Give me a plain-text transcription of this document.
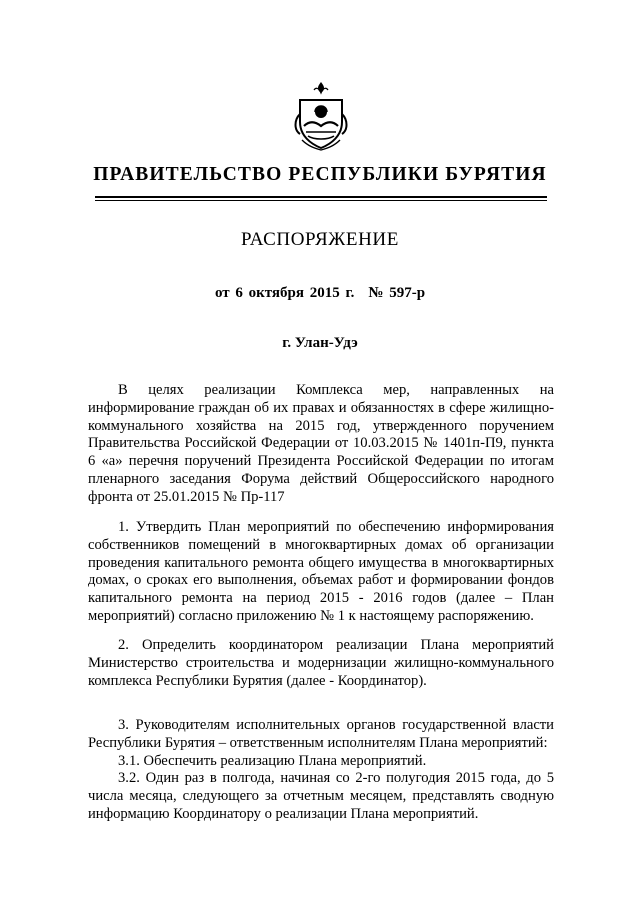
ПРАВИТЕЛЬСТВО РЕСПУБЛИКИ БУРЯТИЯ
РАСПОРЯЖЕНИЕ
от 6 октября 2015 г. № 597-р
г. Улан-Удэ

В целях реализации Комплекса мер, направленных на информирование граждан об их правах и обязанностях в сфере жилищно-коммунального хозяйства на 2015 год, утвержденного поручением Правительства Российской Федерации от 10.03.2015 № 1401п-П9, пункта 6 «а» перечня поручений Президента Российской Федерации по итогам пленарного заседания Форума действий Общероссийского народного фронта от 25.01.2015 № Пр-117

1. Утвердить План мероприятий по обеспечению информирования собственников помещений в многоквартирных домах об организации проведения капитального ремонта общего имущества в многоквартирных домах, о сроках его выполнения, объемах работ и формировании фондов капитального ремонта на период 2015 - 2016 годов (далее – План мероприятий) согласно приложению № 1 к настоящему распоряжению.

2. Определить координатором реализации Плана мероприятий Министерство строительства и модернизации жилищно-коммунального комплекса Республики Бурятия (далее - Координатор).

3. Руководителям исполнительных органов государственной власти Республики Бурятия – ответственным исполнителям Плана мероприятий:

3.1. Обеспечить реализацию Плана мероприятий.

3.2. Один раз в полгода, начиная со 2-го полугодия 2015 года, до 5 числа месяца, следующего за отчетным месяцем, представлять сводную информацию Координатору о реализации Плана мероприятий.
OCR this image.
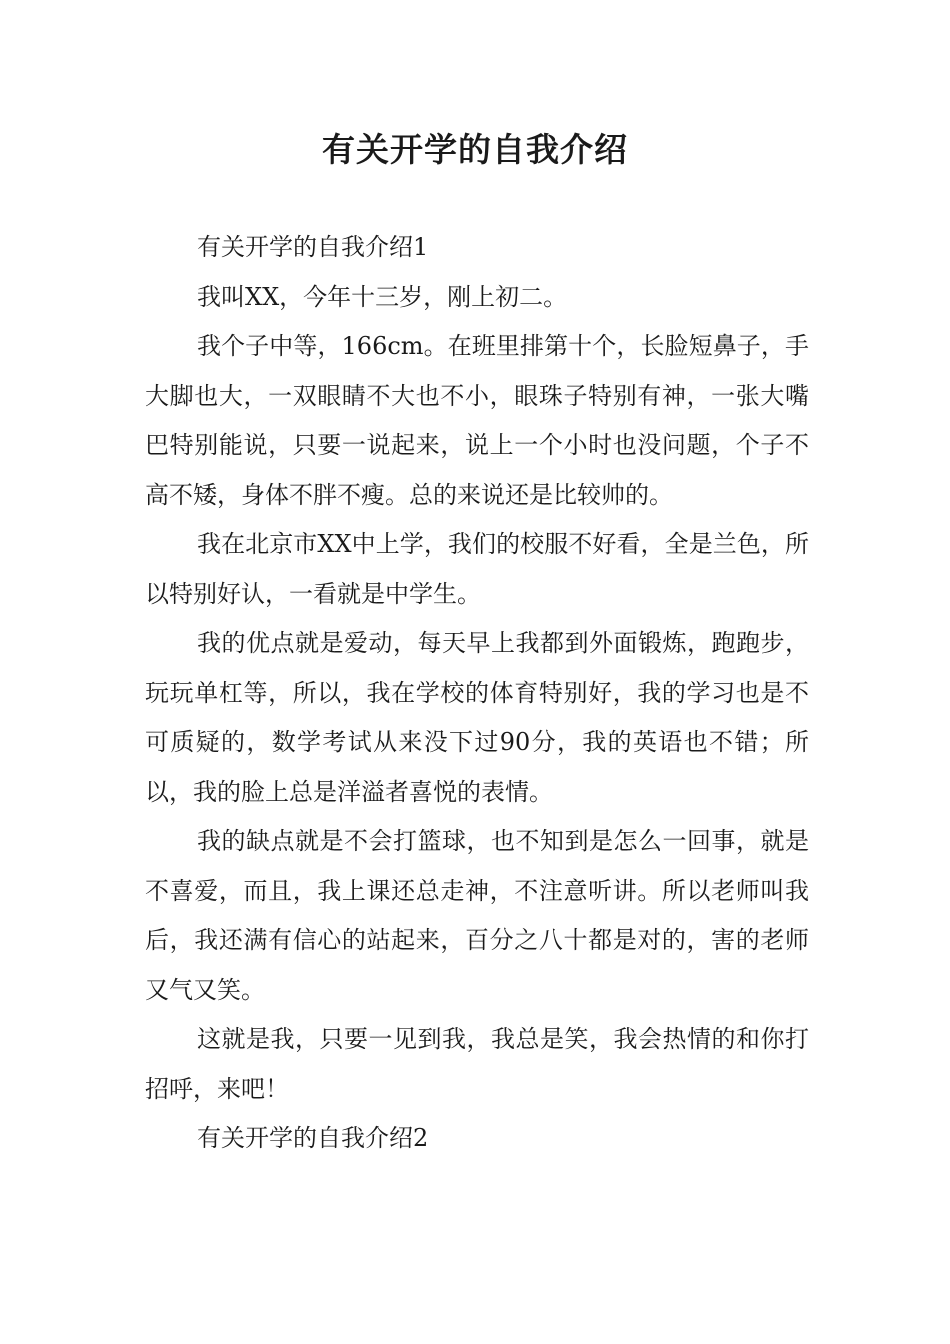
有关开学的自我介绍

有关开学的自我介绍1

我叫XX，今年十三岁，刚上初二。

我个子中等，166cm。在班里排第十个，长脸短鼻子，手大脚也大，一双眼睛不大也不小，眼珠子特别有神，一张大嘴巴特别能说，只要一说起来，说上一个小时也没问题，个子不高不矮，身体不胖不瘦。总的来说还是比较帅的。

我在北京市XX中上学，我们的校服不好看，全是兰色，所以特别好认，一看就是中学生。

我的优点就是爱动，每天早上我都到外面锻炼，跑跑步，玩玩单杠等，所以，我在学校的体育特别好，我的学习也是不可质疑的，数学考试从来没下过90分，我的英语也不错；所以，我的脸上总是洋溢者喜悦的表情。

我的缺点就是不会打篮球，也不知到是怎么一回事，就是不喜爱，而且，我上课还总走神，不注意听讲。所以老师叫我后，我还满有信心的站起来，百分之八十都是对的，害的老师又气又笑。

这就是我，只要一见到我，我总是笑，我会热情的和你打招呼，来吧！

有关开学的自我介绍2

■ ■ ■ ■

DIRECTIONS FOR THIS TASK ->
How many of these lines contain "жилищно"? Write only the number.

CORRECT RESPONSE ->
2